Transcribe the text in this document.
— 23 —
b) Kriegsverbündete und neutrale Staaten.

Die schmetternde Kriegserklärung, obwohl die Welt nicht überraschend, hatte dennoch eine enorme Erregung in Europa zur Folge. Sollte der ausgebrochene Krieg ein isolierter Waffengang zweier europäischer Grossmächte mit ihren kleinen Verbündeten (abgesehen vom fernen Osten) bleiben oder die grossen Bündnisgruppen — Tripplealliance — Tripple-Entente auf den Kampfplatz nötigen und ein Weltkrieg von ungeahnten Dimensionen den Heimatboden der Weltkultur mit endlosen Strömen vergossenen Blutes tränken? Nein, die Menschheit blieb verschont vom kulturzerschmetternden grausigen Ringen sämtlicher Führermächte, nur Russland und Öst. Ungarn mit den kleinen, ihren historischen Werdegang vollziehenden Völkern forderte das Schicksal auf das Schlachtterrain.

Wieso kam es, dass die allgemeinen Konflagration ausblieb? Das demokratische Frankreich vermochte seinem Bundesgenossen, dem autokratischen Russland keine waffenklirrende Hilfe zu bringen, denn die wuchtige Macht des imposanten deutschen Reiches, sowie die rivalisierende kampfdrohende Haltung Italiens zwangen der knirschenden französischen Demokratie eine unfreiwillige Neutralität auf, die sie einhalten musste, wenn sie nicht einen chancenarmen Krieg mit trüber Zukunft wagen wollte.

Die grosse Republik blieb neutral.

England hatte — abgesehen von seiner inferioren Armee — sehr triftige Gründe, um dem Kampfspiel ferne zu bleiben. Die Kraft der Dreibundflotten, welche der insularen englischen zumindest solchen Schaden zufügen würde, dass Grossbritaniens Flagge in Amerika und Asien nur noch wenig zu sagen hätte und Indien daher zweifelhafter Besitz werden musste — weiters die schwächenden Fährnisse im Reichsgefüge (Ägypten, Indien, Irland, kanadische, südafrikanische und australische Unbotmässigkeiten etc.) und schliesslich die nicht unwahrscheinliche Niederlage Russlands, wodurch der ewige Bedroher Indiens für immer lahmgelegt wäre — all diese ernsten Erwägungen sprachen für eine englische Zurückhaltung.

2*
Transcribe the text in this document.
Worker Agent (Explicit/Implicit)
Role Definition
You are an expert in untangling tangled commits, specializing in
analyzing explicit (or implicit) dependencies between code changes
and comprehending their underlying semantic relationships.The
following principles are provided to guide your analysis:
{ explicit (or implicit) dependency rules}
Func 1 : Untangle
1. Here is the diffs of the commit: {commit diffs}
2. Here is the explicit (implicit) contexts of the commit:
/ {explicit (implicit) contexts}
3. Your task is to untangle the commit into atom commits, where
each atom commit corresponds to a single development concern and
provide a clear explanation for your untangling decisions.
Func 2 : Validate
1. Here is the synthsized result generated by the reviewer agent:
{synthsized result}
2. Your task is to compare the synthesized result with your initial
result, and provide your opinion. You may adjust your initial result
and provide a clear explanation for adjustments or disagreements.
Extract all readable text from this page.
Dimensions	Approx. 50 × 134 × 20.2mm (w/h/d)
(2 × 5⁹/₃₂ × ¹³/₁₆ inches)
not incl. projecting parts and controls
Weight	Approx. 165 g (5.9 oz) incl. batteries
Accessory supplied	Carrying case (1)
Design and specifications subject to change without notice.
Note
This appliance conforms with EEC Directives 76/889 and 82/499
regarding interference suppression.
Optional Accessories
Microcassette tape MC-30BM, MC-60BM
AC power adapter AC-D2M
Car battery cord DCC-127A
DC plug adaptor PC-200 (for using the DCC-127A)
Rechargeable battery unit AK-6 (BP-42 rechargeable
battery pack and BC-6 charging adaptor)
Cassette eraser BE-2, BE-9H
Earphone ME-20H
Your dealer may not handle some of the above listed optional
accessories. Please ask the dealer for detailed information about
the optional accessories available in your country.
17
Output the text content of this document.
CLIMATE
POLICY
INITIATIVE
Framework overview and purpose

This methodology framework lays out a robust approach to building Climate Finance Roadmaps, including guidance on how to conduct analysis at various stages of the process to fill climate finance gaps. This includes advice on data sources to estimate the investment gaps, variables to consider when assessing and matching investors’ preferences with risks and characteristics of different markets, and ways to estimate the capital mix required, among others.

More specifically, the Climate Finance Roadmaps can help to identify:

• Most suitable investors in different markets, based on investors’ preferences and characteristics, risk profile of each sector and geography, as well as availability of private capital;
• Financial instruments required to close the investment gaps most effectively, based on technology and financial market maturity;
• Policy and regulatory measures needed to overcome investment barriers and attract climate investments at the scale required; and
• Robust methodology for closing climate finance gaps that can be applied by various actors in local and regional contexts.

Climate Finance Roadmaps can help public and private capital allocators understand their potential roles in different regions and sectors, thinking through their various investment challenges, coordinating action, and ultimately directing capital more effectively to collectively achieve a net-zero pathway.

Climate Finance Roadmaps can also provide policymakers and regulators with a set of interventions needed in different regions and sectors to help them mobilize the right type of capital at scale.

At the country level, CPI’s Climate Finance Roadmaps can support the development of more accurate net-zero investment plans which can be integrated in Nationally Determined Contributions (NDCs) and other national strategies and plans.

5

++++++++

*BRIEF*: Identify each line in the entries with the word "atom" and copy it.

*ANSWER TO THE TASK*:
3. Your task is to untangle the commit into atom commits, where
each atom commit corresponds to a single development concern and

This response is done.